**Rows:**
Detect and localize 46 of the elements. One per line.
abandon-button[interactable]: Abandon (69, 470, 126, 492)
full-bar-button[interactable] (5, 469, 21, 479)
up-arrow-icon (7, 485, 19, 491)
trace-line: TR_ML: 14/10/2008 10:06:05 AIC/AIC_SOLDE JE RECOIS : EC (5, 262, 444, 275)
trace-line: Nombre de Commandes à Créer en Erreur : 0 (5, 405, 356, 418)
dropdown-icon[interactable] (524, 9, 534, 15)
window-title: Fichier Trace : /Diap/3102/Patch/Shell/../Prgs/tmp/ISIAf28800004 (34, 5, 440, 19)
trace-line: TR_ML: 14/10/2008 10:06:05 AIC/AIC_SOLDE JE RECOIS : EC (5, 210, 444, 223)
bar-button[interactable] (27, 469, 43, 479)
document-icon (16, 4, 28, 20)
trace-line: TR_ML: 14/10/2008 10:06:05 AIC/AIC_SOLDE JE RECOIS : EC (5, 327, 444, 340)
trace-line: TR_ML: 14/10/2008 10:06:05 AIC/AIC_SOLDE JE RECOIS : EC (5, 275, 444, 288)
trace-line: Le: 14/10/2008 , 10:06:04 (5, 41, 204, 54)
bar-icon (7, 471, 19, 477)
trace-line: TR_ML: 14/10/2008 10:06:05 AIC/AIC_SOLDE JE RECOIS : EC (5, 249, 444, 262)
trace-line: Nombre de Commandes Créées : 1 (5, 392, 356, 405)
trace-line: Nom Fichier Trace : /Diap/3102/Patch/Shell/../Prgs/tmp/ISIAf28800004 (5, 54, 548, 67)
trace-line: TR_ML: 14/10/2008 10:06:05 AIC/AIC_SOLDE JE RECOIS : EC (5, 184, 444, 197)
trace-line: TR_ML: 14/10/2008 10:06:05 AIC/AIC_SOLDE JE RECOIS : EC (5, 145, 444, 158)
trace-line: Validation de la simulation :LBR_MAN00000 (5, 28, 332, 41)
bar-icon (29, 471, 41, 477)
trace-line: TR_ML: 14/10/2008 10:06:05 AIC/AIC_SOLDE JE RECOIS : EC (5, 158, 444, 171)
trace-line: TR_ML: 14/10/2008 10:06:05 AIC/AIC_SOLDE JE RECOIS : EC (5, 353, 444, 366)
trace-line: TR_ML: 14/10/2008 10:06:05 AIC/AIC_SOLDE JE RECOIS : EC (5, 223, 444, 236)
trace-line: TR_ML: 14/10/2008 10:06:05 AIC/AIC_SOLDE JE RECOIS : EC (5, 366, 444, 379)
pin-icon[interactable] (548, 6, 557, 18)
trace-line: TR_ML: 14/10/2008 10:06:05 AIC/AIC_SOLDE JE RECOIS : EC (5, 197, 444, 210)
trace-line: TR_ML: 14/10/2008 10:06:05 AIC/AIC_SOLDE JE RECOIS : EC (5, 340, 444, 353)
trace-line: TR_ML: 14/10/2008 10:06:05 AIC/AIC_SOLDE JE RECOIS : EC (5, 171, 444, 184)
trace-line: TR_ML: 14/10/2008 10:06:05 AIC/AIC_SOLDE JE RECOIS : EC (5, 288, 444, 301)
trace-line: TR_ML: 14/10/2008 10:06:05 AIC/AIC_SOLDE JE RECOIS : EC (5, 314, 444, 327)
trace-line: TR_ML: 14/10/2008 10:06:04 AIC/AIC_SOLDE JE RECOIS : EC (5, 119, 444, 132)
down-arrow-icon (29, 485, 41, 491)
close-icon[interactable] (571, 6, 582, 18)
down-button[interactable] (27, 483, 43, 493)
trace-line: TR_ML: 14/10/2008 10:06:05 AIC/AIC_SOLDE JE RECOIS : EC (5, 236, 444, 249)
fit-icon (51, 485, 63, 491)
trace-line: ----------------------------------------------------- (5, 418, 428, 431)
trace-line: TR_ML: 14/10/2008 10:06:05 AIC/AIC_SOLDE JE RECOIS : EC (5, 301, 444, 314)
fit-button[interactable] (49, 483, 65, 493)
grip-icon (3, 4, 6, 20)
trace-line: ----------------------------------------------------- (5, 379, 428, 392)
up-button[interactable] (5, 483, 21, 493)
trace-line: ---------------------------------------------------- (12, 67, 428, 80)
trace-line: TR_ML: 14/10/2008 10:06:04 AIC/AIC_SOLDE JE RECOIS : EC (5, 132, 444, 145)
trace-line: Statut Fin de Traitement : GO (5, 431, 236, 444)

**The exercise:** Can you return every line of the records above word for word, in the same order?

**Output for this exercise:**
Detect and localize 46 of the elements. One per line.
abandon-button[interactable]: Abandon (69, 470, 126, 492)
full-bar-button[interactable] (5, 469, 21, 479)
up-arrow-icon (7, 485, 19, 491)
trace-line: TR_ML: 14/10/2008 10:06:05 AIC/AIC_SOLDE JE RECOIS : EC (5, 262, 444, 275)
trace-line: Nombre de Commandes à Créer en Erreur : 0 (5, 405, 356, 418)
dropdown-icon[interactable] (524, 9, 534, 15)
window-title: Fichier Trace : /Diap/3102/Patch/Shell/../Prgs/tmp/ISIAf28800004 (34, 5, 440, 19)
trace-line: TR_ML: 14/10/2008 10:06:05 AIC/AIC_SOLDE JE RECOIS : EC (5, 210, 444, 223)
bar-button[interactable] (27, 469, 43, 479)
document-icon (16, 4, 28, 20)
trace-line: TR_ML: 14/10/2008 10:06:05 AIC/AIC_SOLDE JE RECOIS : EC (5, 327, 444, 340)
trace-line: TR_ML: 14/10/2008 10:06:05 AIC/AIC_SOLDE JE RECOIS : EC (5, 275, 444, 288)
trace-line: Le: 14/10/2008 , 10:06:04 (5, 41, 204, 54)
bar-icon (7, 471, 19, 477)
trace-line: TR_ML: 14/10/2008 10:06:05 AIC/AIC_SOLDE JE RECOIS : EC (5, 249, 444, 262)
trace-line: Nombre de Commandes Créées : 1 (5, 392, 356, 405)
trace-line: Nom Fichier Trace : /Diap/3102/Patch/Shell/../Prgs/tmp/ISIAf28800004 (5, 54, 548, 67)
trace-line: TR_ML: 14/10/2008 10:06:05 AIC/AIC_SOLDE JE RECOIS : EC (5, 184, 444, 197)
trace-line: TR_ML: 14/10/2008 10:06:05 AIC/AIC_SOLDE JE RECOIS : EC (5, 145, 444, 158)
trace-line: Validation de la simulation :LBR_MAN00000 (5, 28, 332, 41)
bar-icon (29, 471, 41, 477)
trace-line: TR_ML: 14/10/2008 10:06:05 AIC/AIC_SOLDE JE RECOIS : EC (5, 158, 444, 171)
trace-line: TR_ML: 14/10/2008 10:06:05 AIC/AIC_SOLDE JE RECOIS : EC (5, 353, 444, 366)
trace-line: TR_ML: 14/10/2008 10:06:05 AIC/AIC_SOLDE JE RECOIS : EC (5, 223, 444, 236)
trace-line: TR_ML: 14/10/2008 10:06:05 AIC/AIC_SOLDE JE RECOIS : EC (5, 366, 444, 379)
pin-icon[interactable] (548, 6, 557, 18)
trace-line: TR_ML: 14/10/2008 10:06:05 AIC/AIC_SOLDE JE RECOIS : EC (5, 197, 444, 210)
trace-line: TR_ML: 14/10/2008 10:06:05 AIC/AIC_SOLDE JE RECOIS : EC (5, 340, 444, 353)
trace-line: TR_ML: 14/10/2008 10:06:05 AIC/AIC_SOLDE JE RECOIS : EC (5, 171, 444, 184)
trace-line: TR_ML: 14/10/2008 10:06:05 AIC/AIC_SOLDE JE RECOIS : EC (5, 288, 444, 301)
trace-line: TR_ML: 14/10/2008 10:06:05 AIC/AIC_SOLDE JE RECOIS : EC (5, 314, 444, 327)
trace-line: TR_ML: 14/10/2008 10:06:04 AIC/AIC_SOLDE JE RECOIS : EC (5, 119, 444, 132)
down-arrow-icon (29, 485, 41, 491)
close-icon[interactable] (571, 6, 582, 18)
down-button[interactable] (27, 483, 43, 493)
trace-line: TR_ML: 14/10/2008 10:06:05 AIC/AIC_SOLDE JE RECOIS : EC (5, 236, 444, 249)
fit-icon (51, 485, 63, 491)
trace-line: ----------------------------------------------------- (5, 418, 428, 431)
trace-line: TR_ML: 14/10/2008 10:06:05 AIC/AIC_SOLDE JE RECOIS : EC (5, 301, 444, 314)
fit-button[interactable] (49, 483, 65, 493)
grip-icon (3, 4, 6, 20)
trace-line: ----------------------------------------------------- (5, 379, 428, 392)
up-button[interactable] (5, 483, 21, 493)
trace-line: ---------------------------------------------------- (12, 67, 428, 80)
trace-line: TR_ML: 14/10/2008 10:06:04 AIC/AIC_SOLDE JE RECOIS : EC (5, 132, 444, 145)
trace-line: Statut Fin de Traitement : GO (5, 431, 236, 444)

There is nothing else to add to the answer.